**REQUIREMENT**. Find the string "this" in the records. Copy every line it appears in.

---------- INPUT MATERIAL

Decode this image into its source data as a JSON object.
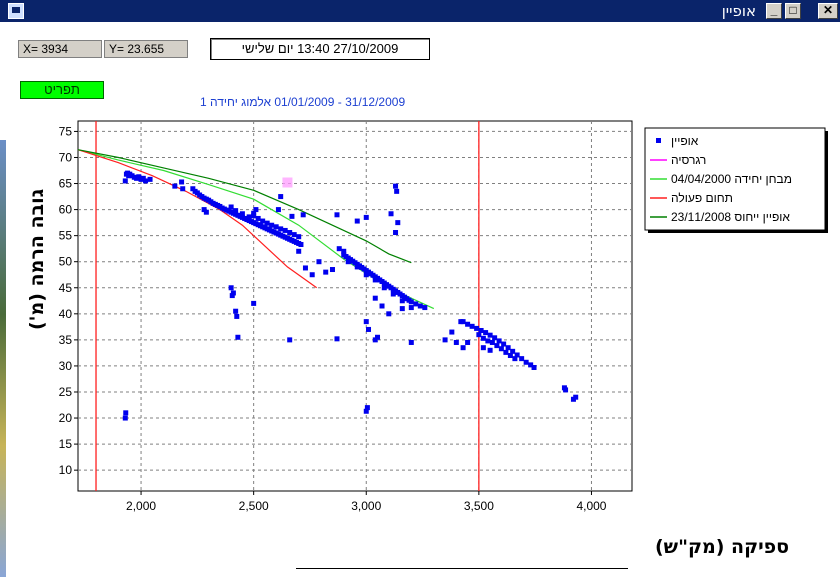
{
  "window": {
    "title": "אופיין",
    "minimize": "_",
    "maximize": "□",
    "close": "✕"
  },
  "readout": {
    "x_text": "X= 3934",
    "y_text": "Y= 23.655"
  },
  "datetime": "27/10/2009 13:40 יום שלישי",
  "menu_button": "תפריט",
  "subtitle": "31/12/2009 - 01/01/2009  אלמוג יחידה 1",
  "icons": {
    "app": "app-icon"
  },
  "chart_data": {
    "type": "scatter",
    "xlabel": "ספיקה (מק\"ש)",
    "ylabel": "גובה הרמה (מ')",
    "xlim": [
      1720,
      4180
    ],
    "ylim": [
      6,
      77
    ],
    "xticks": [
      2000,
      2500,
      3000,
      3500,
      4000
    ],
    "xtick_labels": [
      "2,000",
      "2,500",
      "3,000",
      "3,500",
      "4,000"
    ],
    "yticks": [
      10,
      15,
      20,
      25,
      30,
      35,
      40,
      45,
      50,
      55,
      60,
      65,
      70,
      75
    ],
    "grid": true,
    "legend_position": "right",
    "vertical_lines": [
      1800,
      3500
    ],
    "series": [
      {
        "name": "אופיין",
        "kind": "scatter",
        "color": "#0000ee",
        "points": [
          [
            1930,
            65.5
          ],
          [
            1935,
            66.8
          ],
          [
            1940,
            67
          ],
          [
            1945,
            66.5
          ],
          [
            1950,
            66.8
          ],
          [
            1960,
            66.5
          ],
          [
            1970,
            66.2
          ],
          [
            1980,
            66
          ],
          [
            1990,
            66.3
          ],
          [
            2000,
            65.8
          ],
          [
            2010,
            66
          ],
          [
            2020,
            65.5
          ],
          [
            2040,
            65.8
          ],
          [
            1930,
            20
          ],
          [
            1932,
            21
          ],
          [
            2150,
            64.5
          ],
          [
            2180,
            65.3
          ],
          [
            2185,
            64
          ],
          [
            2230,
            64
          ],
          [
            2240,
            63.5
          ],
          [
            2250,
            63.2
          ],
          [
            2260,
            62.8
          ],
          [
            2270,
            62.5
          ],
          [
            2280,
            62.2
          ],
          [
            2290,
            62
          ],
          [
            2300,
            61.8
          ],
          [
            2310,
            61.5
          ],
          [
            2320,
            61.2
          ],
          [
            2330,
            61
          ],
          [
            2340,
            60.8
          ],
          [
            2350,
            60.6
          ],
          [
            2360,
            60.3
          ],
          [
            2370,
            60.1
          ],
          [
            2380,
            59.9
          ],
          [
            2390,
            59.7
          ],
          [
            2400,
            59.5
          ],
          [
            2410,
            59.3
          ],
          [
            2420,
            59.1
          ],
          [
            2430,
            58.9
          ],
          [
            2440,
            58.7
          ],
          [
            2450,
            58.5
          ],
          [
            2460,
            58.3
          ],
          [
            2470,
            58.1
          ],
          [
            2480,
            57.9
          ],
          [
            2490,
            57.7
          ],
          [
            2500,
            57.5
          ],
          [
            2510,
            57.3
          ],
          [
            2520,
            57.1
          ],
          [
            2530,
            56.9
          ],
          [
            2540,
            56.7
          ],
          [
            2550,
            56.5
          ],
          [
            2560,
            56.3
          ],
          [
            2570,
            56.1
          ],
          [
            2580,
            55.9
          ],
          [
            2590,
            55.7
          ],
          [
            2600,
            55.5
          ],
          [
            2610,
            55.3
          ],
          [
            2620,
            55.1
          ],
          [
            2630,
            54.9
          ],
          [
            2640,
            54.7
          ],
          [
            2650,
            54.5
          ],
          [
            2660,
            54.3
          ],
          [
            2670,
            54.1
          ],
          [
            2680,
            53.9
          ],
          [
            2690,
            53.7
          ],
          [
            2700,
            53.5
          ],
          [
            2710,
            53.3
          ],
          [
            2400,
            60.5
          ],
          [
            2420,
            59.8
          ],
          [
            2450,
            59.2
          ],
          [
            2480,
            58.6
          ],
          [
            2500,
            58.8
          ],
          [
            2520,
            58.3
          ],
          [
            2540,
            57.8
          ],
          [
            2560,
            57.4
          ],
          [
            2580,
            57
          ],
          [
            2600,
            56.7
          ],
          [
            2620,
            56.3
          ],
          [
            2640,
            56
          ],
          [
            2660,
            55.6
          ],
          [
            2680,
            55.2
          ],
          [
            2700,
            54.8
          ],
          [
            2280,
            60
          ],
          [
            2290,
            59.5
          ],
          [
            2500,
            59.3
          ],
          [
            2510,
            60
          ],
          [
            2610,
            60
          ],
          [
            2670,
            58.7
          ],
          [
            2720,
            59
          ],
          [
            2620,
            62.5
          ],
          [
            2870,
            59
          ],
          [
            2960,
            57.8
          ],
          [
            3110,
            59.2
          ],
          [
            3130,
            64.5
          ],
          [
            3135,
            63.5
          ],
          [
            3130,
            55.6
          ],
          [
            3140,
            57.5
          ],
          [
            3000,
            58.5
          ],
          [
            2400,
            45
          ],
          [
            2405,
            43.5
          ],
          [
            2410,
            44
          ],
          [
            2420,
            40.5
          ],
          [
            2425,
            39.5
          ],
          [
            2430,
            35.5
          ],
          [
            2500,
            42
          ],
          [
            2660,
            35
          ],
          [
            2870,
            35.2
          ],
          [
            2700,
            52
          ],
          [
            2730,
            48.8
          ],
          [
            2760,
            47.5
          ],
          [
            2790,
            50
          ],
          [
            2820,
            48
          ],
          [
            2850,
            48.5
          ],
          [
            2880,
            52.5
          ],
          [
            2900,
            52
          ],
          [
            2900,
            51.3
          ],
          [
            2910,
            51
          ],
          [
            2920,
            50.7
          ],
          [
            2930,
            50.4
          ],
          [
            2940,
            50.1
          ],
          [
            2950,
            49.8
          ],
          [
            2960,
            49.5
          ],
          [
            2970,
            49.2
          ],
          [
            2980,
            48.9
          ],
          [
            2990,
            48.6
          ],
          [
            3000,
            48.3
          ],
          [
            3010,
            48
          ],
          [
            3020,
            47.7
          ],
          [
            3030,
            47.4
          ],
          [
            3040,
            47.1
          ],
          [
            3050,
            46.8
          ],
          [
            3060,
            46.5
          ],
          [
            3070,
            46.2
          ],
          [
            3080,
            45.9
          ],
          [
            3090,
            45.6
          ],
          [
            3100,
            45.3
          ],
          [
            3110,
            45
          ],
          [
            3120,
            44.7
          ],
          [
            3130,
            44.4
          ],
          [
            3140,
            44.1
          ],
          [
            3150,
            43.8
          ],
          [
            3160,
            43.5
          ],
          [
            3170,
            43.2
          ],
          [
            3180,
            42.9
          ],
          [
            3190,
            42.6
          ],
          [
            3200,
            42.3
          ],
          [
            3220,
            41.9
          ],
          [
            3240,
            41.5
          ],
          [
            3260,
            41.2
          ],
          [
            2920,
            50
          ],
          [
            2960,
            49
          ],
          [
            3000,
            47.5
          ],
          [
            3040,
            46.5
          ],
          [
            3080,
            45
          ],
          [
            3120,
            43.8
          ],
          [
            3160,
            42.5
          ],
          [
            3200,
            41.2
          ],
          [
            3000,
            38.5
          ],
          [
            3010,
            37
          ],
          [
            3070,
            41.5
          ],
          [
            3040,
            43
          ],
          [
            3100,
            40
          ],
          [
            3050,
            35.5
          ],
          [
            3000,
            21.3
          ],
          [
            3005,
            22
          ],
          [
            3200,
            34.5
          ],
          [
            3160,
            41
          ],
          [
            3040,
            35
          ],
          [
            3350,
            35
          ],
          [
            3380,
            36.5
          ],
          [
            3400,
            34.5
          ],
          [
            3420,
            38.5
          ],
          [
            3430,
            33.5
          ],
          [
            3450,
            34.5
          ],
          [
            3430,
            38.5
          ],
          [
            3450,
            38
          ],
          [
            3470,
            37.6
          ],
          [
            3490,
            37.2
          ],
          [
            3510,
            36.8
          ],
          [
            3530,
            36.4
          ],
          [
            3550,
            35.9
          ],
          [
            3570,
            35.4
          ],
          [
            3590,
            34.8
          ],
          [
            3610,
            34.2
          ],
          [
            3630,
            33.5
          ],
          [
            3650,
            32.8
          ],
          [
            3670,
            32.1
          ],
          [
            3690,
            31.4
          ],
          [
            3710,
            30.7
          ],
          [
            3730,
            30.2
          ],
          [
            3745,
            29.7
          ],
          [
            3500,
            36
          ],
          [
            3520,
            35.3
          ],
          [
            3540,
            34.8
          ],
          [
            3560,
            34.5
          ],
          [
            3580,
            33.9
          ],
          [
            3600,
            33.3
          ],
          [
            3620,
            32.6
          ],
          [
            3640,
            32
          ],
          [
            3660,
            31.4
          ],
          [
            3520,
            33.5
          ],
          [
            3550,
            33
          ],
          [
            3880,
            25.8
          ],
          [
            3885,
            25.4
          ],
          [
            3920,
            23.6
          ],
          [
            3930,
            24
          ]
        ]
      },
      {
        "name": "רגרסיה",
        "kind": "marker",
        "color": "#ff00ff",
        "points": [
          [
            2650,
            65.2
          ]
        ]
      },
      {
        "name": "מבחן יחידה 04/04/2000",
        "kind": "line",
        "color": "#33dd33",
        "points": [
          [
            1720,
            71.5
          ],
          [
            1900,
            69.5
          ],
          [
            2100,
            67.5
          ],
          [
            2300,
            64.8
          ],
          [
            2500,
            62
          ],
          [
            2700,
            57
          ],
          [
            2900,
            50.5
          ],
          [
            3100,
            45
          ],
          [
            3300,
            41
          ]
        ]
      },
      {
        "name": "תחום פעולה",
        "kind": "line",
        "color": "#ff2020",
        "points": [
          [
            1720,
            71.5
          ],
          [
            1900,
            69
          ],
          [
            2050,
            66.5
          ],
          [
            2200,
            63.5
          ],
          [
            2350,
            60
          ],
          [
            2450,
            57
          ],
          [
            2550,
            53
          ],
          [
            2650,
            49
          ],
          [
            2780,
            45
          ]
        ]
      },
      {
        "name": "אופיין ייחוס 23/11/2008",
        "kind": "line",
        "color": "#008000",
        "points": [
          [
            1720,
            71.5
          ],
          [
            1900,
            70
          ],
          [
            2100,
            68
          ],
          [
            2300,
            66
          ],
          [
            2500,
            63.7
          ],
          [
            2700,
            60
          ],
          [
            2900,
            56
          ],
          [
            3000,
            54
          ],
          [
            3100,
            51.5
          ],
          [
            3200,
            49.8
          ]
        ]
      }
    ]
  }
}
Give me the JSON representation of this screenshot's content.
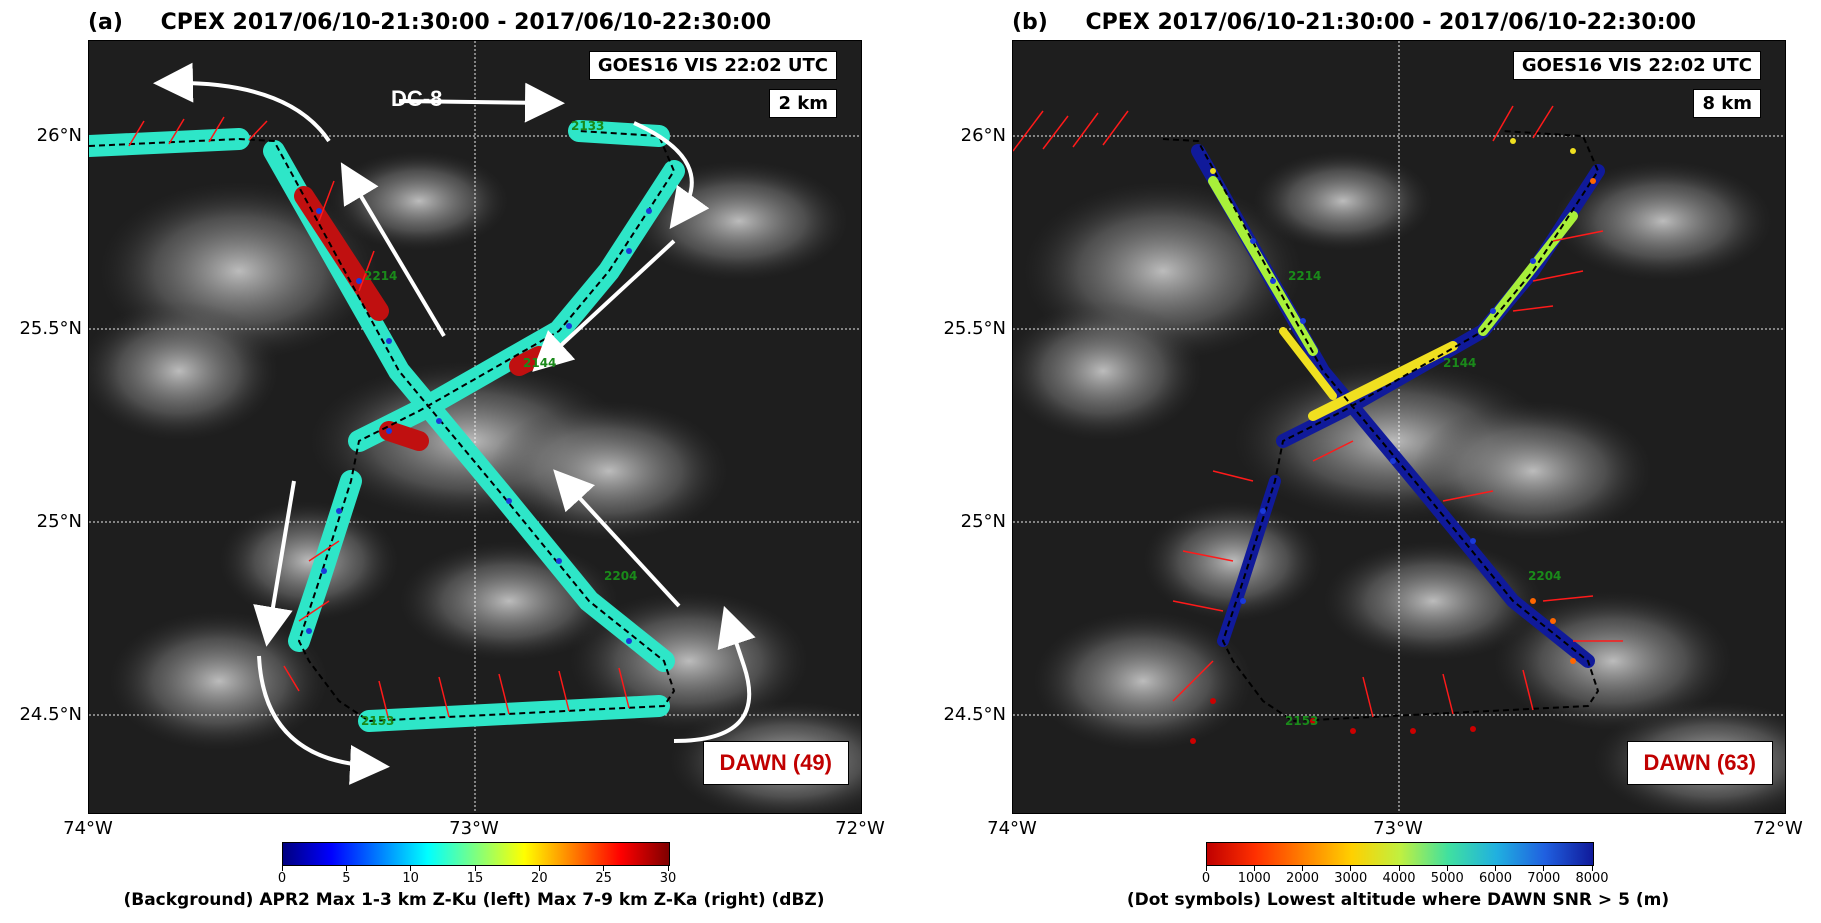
{
  "panels": [
    {
      "id": "a",
      "tag": "(a)",
      "title": "CPEX   2017/06/10-21:30:00 -  2017/06/10-22:30:00",
      "goes_label": "GOES16 VIS 22:02 UTC",
      "altitude_label": "2 km",
      "dawn_label": "DAWN (49)",
      "aircraft_label": "DC-8",
      "time_labels": [
        "2133",
        "2204",
        "2153",
        "2214",
        "2144"
      ],
      "colorbar": {
        "ticks": [
          "0",
          "5",
          "10",
          "15",
          "20",
          "25",
          "30"
        ],
        "label": "(Background) APR2 Max 1-3 km Z-Ku (left) Max 7-9 km Z-Ka (right) (dBZ)"
      }
    },
    {
      "id": "b",
      "tag": "(b)",
      "title": "CPEX   2017/06/10-21:30:00 -  2017/06/10-22:30:00",
      "goes_label": "GOES16 VIS 22:02 UTC",
      "altitude_label": "8 km",
      "dawn_label": "DAWN (63)",
      "time_labels": [
        "2214",
        "2204",
        "2153",
        "2144"
      ],
      "colorbar": {
        "ticks": [
          "0",
          "1000",
          "2000",
          "3000",
          "4000",
          "5000",
          "6000",
          "7000",
          "8000"
        ],
        "label": "(Dot symbols) Lowest altitude where DAWN SNR > 5 (m)"
      }
    }
  ],
  "axes": {
    "lat_labels": [
      "26°N",
      "25.5°N",
      "25°N",
      "24.5°N"
    ],
    "lon_labels": [
      "74°W",
      "73°W",
      "72°W"
    ]
  },
  "colors": {
    "grid": "#ffffff",
    "wind_barb": "#ff1a1a",
    "flight_track": "#000000",
    "arrow": "#ffffff",
    "dawn_text": "#c00000",
    "time_label": "#1a8a1a"
  }
}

--------------------

**EXERCISE OUTPUT**.
Decode this image into its source data as a JSON object.
Give me the JSON representation of this screenshot's content.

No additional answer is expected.